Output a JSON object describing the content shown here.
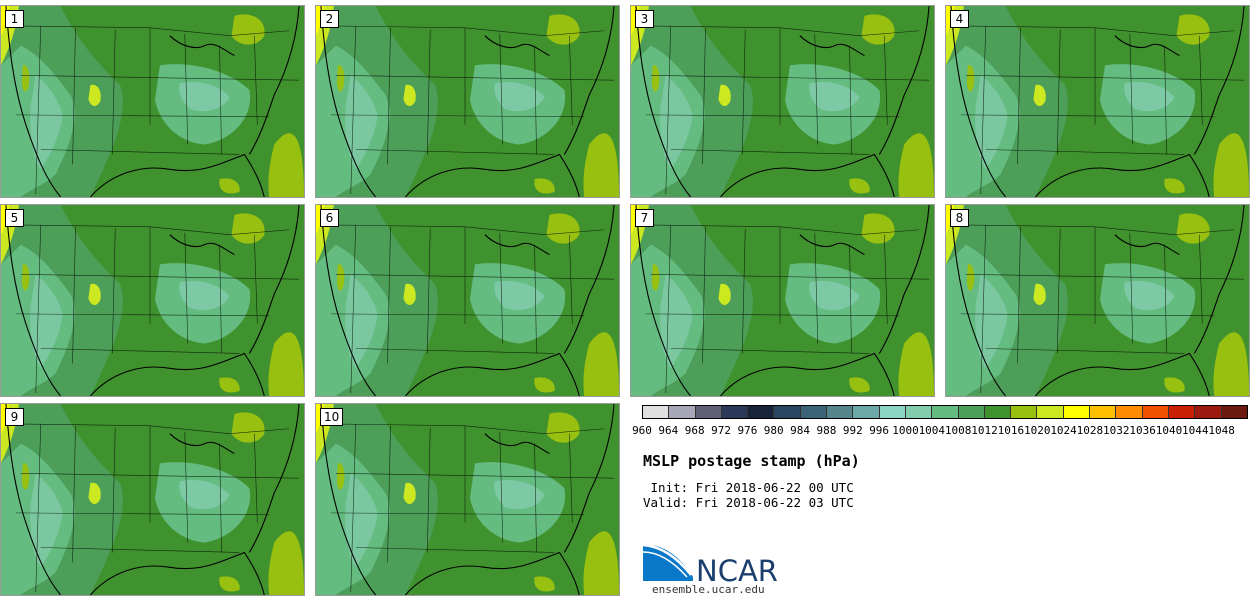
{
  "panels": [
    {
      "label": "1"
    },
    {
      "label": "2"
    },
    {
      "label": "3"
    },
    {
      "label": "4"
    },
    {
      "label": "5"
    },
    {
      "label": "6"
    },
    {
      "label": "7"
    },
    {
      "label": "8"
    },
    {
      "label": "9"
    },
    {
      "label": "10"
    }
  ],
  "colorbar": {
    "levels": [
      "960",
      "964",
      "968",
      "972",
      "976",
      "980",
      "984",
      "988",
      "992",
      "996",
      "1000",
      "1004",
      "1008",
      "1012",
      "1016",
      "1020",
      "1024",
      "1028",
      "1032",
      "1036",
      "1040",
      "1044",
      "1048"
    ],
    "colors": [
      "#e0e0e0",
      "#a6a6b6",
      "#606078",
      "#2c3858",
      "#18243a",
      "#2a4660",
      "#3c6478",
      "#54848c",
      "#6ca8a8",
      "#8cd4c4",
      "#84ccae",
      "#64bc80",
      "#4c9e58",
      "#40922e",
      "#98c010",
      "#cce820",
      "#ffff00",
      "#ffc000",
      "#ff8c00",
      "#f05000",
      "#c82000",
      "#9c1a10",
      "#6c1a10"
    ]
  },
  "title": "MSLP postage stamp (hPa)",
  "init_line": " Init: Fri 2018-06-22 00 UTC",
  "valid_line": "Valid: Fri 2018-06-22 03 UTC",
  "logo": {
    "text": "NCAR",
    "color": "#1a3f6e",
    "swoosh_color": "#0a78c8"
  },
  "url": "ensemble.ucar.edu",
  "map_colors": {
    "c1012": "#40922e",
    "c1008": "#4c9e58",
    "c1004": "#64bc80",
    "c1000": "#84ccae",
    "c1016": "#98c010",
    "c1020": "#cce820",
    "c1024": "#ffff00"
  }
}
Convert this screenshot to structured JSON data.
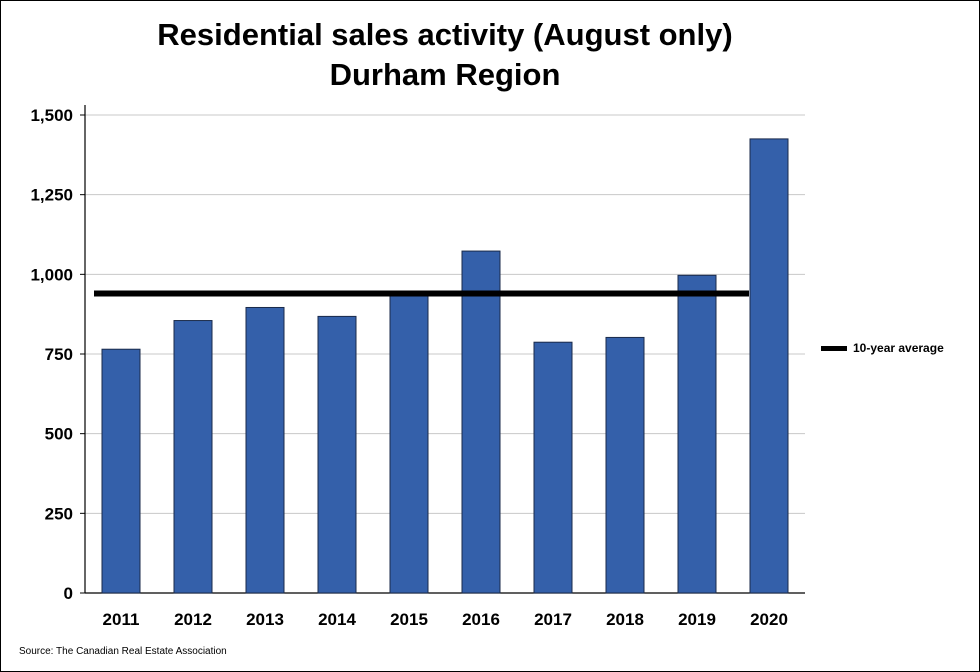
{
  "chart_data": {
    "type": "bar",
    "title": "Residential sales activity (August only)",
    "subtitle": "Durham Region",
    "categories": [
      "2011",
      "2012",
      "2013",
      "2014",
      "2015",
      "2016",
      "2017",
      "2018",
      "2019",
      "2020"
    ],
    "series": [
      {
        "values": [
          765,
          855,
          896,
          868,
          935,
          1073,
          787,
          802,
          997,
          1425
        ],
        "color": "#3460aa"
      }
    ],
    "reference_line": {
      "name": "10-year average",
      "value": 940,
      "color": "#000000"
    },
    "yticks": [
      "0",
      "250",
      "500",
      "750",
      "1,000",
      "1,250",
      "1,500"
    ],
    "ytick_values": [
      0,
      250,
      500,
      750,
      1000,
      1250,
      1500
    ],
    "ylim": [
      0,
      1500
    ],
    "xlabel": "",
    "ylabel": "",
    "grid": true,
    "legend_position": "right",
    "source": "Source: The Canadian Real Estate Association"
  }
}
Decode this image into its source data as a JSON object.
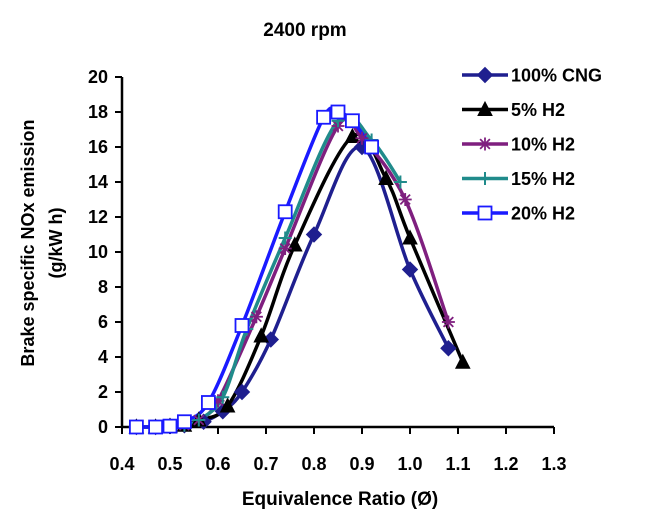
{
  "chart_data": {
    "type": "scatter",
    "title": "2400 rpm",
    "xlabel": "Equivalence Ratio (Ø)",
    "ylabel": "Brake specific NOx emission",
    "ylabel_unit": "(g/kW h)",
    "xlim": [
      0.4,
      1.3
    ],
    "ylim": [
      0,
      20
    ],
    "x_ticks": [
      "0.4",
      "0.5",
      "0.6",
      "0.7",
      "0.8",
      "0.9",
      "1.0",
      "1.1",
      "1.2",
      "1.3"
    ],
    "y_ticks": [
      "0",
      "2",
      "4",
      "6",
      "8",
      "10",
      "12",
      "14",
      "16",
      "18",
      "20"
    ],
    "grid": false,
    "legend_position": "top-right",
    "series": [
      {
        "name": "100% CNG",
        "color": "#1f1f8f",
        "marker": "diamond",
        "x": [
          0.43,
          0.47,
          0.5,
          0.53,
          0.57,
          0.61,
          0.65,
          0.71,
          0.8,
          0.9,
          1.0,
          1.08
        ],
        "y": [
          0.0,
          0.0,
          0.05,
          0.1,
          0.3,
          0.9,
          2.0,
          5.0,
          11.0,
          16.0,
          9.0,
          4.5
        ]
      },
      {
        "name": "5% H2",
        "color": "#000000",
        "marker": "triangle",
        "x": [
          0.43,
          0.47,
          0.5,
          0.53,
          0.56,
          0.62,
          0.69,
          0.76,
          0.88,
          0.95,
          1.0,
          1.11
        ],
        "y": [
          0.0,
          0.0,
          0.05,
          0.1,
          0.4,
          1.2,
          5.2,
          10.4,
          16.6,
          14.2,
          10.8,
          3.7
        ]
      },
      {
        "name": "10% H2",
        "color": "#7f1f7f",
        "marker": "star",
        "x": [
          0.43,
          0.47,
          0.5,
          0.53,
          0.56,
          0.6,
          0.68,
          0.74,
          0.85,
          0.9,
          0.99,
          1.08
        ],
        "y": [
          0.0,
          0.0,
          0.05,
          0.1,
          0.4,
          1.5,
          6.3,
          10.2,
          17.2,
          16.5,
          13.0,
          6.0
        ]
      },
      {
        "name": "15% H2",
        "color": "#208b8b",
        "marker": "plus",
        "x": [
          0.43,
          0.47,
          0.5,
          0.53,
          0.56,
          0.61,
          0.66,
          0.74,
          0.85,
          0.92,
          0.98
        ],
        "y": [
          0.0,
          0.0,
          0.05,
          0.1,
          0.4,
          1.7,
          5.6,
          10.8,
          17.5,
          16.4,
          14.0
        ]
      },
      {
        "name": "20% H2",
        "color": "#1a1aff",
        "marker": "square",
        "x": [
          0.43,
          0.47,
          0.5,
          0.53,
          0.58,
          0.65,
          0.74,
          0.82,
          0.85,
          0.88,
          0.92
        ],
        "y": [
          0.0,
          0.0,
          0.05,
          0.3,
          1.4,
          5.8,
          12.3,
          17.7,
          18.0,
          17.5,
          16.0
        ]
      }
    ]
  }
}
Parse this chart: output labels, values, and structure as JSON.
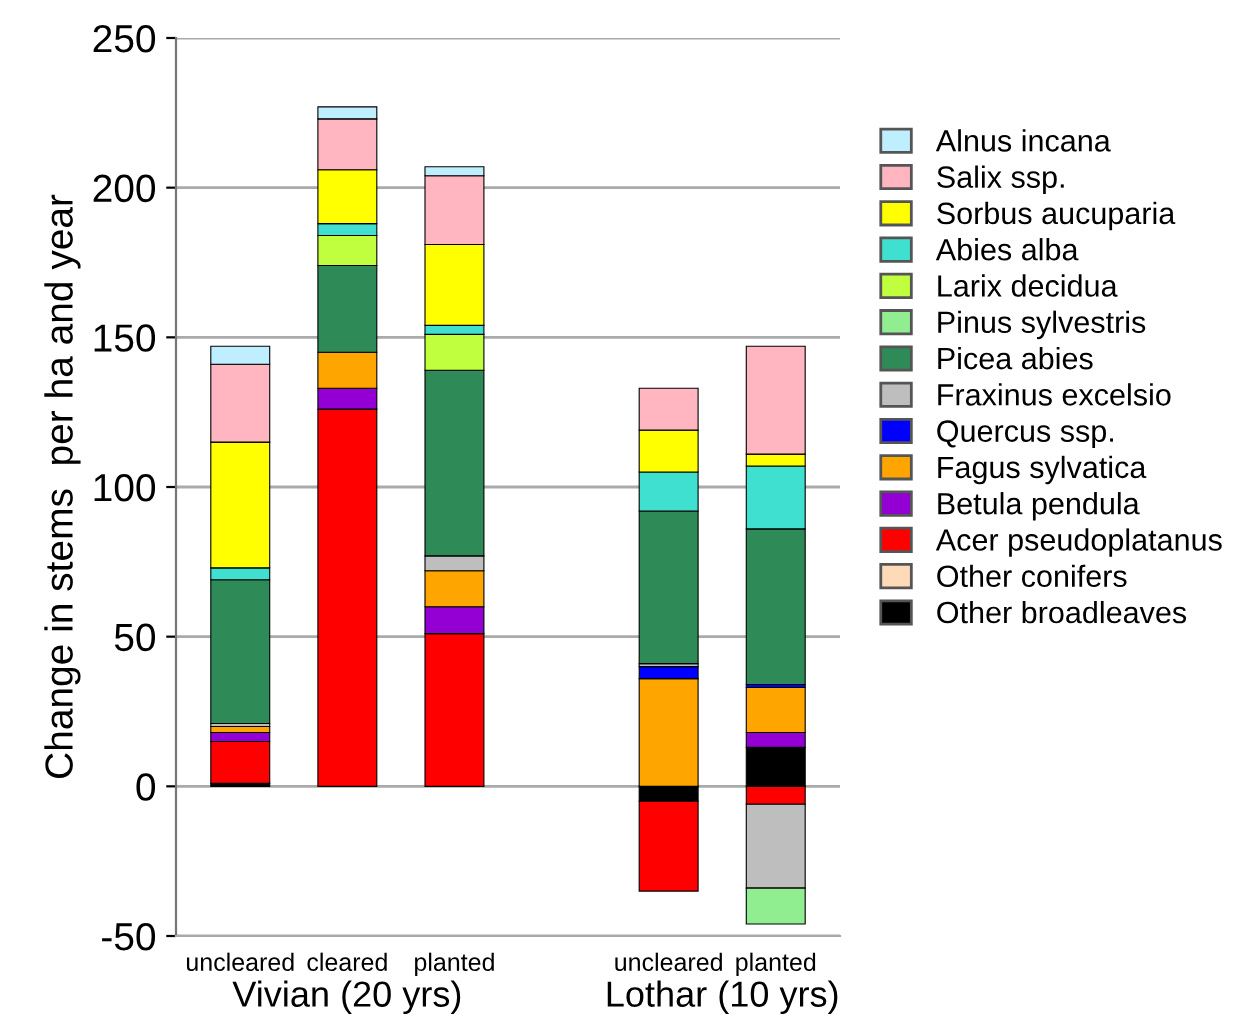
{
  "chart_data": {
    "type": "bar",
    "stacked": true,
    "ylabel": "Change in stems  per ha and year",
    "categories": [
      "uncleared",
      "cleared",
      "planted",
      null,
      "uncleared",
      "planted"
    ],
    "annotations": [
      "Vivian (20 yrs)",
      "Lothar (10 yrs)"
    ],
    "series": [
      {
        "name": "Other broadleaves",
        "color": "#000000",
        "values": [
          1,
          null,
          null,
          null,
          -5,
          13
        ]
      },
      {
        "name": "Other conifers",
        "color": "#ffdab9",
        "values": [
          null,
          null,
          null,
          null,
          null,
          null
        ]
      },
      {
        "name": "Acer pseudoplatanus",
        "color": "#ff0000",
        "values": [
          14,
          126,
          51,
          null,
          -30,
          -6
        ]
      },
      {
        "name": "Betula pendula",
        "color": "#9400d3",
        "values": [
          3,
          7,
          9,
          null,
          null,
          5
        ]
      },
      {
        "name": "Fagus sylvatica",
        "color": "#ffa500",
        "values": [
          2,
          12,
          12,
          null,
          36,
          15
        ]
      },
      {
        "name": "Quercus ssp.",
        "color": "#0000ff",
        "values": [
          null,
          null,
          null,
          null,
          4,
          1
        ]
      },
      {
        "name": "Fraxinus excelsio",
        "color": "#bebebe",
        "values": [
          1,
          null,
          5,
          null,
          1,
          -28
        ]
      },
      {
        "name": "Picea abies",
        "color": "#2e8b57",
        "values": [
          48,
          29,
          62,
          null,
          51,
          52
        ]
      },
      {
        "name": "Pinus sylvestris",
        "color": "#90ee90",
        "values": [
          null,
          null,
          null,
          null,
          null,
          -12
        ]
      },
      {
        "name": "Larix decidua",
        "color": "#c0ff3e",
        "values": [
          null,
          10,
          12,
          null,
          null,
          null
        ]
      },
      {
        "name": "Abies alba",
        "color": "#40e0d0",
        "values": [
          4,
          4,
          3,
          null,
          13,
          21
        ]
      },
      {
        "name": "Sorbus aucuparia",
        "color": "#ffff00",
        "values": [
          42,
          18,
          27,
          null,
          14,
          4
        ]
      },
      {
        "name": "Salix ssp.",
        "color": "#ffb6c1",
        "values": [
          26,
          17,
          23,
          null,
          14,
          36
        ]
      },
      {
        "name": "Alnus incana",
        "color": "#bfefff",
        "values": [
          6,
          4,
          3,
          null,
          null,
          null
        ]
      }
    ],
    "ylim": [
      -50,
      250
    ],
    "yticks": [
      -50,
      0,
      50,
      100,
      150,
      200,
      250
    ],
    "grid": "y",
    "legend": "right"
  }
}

== What you need to do ==
Report how many lines in the data include the word "year", and give nothing but the count.

== Response below ==
2